**Written task**:
In the listing below, identify each line with the word "JSON" and return those lines.

**Provided material**:
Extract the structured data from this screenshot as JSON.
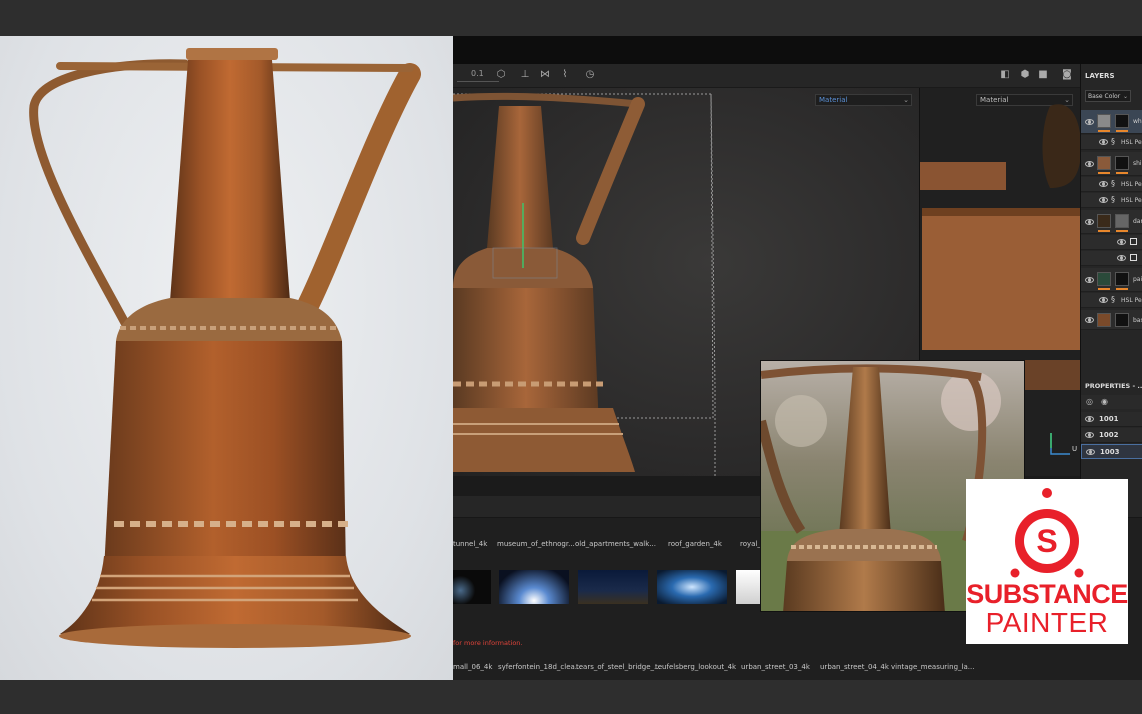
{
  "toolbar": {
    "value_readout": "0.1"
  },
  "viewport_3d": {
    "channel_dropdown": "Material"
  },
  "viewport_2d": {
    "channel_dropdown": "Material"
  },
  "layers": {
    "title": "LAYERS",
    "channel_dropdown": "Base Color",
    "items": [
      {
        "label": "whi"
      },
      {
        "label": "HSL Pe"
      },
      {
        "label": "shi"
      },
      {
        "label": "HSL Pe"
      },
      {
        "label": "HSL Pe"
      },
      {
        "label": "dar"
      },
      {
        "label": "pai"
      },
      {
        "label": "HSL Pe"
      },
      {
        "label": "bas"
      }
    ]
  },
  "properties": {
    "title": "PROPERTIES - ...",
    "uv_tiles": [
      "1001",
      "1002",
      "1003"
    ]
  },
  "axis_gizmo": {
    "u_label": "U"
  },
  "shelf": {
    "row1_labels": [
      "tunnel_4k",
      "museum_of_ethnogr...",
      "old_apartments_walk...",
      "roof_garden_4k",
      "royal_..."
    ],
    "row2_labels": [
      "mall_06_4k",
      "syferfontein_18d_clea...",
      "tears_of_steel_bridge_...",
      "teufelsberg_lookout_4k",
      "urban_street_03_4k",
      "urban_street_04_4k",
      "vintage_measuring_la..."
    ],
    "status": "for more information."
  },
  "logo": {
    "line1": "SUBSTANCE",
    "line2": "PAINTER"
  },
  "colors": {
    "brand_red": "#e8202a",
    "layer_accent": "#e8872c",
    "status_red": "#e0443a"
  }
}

* * *

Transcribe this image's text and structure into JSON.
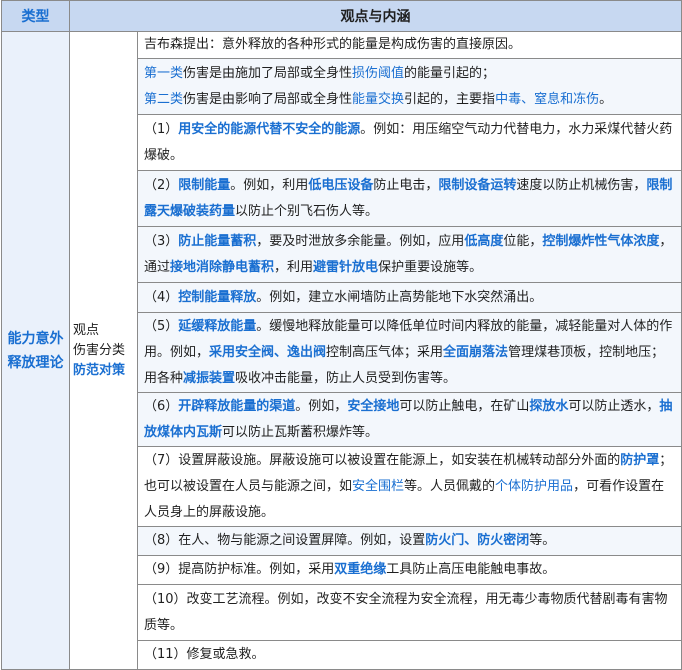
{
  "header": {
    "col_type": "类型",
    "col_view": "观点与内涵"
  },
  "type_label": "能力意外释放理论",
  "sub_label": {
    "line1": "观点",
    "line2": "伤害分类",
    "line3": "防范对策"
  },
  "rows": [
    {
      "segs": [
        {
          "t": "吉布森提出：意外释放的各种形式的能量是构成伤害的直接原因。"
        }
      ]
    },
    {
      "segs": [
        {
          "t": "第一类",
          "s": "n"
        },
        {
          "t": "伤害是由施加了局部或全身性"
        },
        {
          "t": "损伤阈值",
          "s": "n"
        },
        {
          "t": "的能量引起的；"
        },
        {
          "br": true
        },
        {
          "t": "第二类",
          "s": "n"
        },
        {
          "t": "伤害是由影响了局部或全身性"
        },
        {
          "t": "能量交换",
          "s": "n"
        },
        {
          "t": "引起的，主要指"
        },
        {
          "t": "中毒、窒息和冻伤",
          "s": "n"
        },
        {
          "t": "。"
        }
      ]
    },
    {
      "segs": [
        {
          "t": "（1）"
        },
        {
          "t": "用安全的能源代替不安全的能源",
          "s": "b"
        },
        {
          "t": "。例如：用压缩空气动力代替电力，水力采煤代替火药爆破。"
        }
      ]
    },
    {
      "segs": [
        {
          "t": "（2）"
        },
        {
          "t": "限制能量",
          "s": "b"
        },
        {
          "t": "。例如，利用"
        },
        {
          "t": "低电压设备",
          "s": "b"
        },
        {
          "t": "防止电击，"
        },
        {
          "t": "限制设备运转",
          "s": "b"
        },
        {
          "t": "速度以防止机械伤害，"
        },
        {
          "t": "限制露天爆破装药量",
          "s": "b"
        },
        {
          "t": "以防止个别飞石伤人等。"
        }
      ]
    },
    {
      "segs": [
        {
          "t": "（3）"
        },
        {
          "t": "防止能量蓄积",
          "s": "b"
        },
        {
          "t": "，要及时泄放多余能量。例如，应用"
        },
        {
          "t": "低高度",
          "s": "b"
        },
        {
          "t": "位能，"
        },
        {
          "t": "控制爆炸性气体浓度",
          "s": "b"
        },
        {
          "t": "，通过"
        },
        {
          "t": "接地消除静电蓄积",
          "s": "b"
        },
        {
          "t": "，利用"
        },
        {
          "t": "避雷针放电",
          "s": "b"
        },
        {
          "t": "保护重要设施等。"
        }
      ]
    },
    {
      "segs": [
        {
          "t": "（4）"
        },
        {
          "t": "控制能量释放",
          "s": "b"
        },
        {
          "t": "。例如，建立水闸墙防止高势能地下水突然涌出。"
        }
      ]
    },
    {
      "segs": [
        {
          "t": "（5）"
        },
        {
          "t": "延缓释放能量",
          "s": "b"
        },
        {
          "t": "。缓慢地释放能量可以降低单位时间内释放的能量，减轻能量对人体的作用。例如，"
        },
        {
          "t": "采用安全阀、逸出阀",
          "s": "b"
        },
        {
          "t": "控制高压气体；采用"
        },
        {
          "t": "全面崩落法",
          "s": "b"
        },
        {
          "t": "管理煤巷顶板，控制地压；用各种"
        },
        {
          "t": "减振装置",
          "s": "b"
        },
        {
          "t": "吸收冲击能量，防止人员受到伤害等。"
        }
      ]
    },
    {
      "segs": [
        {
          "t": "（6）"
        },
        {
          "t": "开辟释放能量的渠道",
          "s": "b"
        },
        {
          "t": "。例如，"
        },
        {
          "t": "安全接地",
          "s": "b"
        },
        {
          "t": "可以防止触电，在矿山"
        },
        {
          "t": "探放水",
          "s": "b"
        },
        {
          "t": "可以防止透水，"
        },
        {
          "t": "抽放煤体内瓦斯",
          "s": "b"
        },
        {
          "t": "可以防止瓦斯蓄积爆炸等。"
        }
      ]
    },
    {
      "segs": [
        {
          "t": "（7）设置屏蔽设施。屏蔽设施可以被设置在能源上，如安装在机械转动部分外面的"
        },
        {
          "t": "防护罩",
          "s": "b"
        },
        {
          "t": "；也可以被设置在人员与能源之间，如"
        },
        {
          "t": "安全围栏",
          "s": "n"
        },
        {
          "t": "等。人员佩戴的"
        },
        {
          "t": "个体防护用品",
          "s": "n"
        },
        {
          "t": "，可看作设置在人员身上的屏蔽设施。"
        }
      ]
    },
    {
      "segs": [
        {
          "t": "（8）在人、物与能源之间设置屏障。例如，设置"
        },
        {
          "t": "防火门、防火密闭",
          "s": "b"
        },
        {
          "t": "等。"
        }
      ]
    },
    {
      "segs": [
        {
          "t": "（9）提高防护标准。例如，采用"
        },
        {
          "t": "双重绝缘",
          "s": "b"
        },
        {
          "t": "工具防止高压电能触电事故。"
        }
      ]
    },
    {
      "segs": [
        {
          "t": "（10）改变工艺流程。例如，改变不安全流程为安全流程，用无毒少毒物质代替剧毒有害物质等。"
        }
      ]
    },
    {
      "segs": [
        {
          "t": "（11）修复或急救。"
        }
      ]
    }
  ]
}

**Answer below**:
Extract the structured data from this screenshot as JSON.
Transcribe this image's text and structure into JSON.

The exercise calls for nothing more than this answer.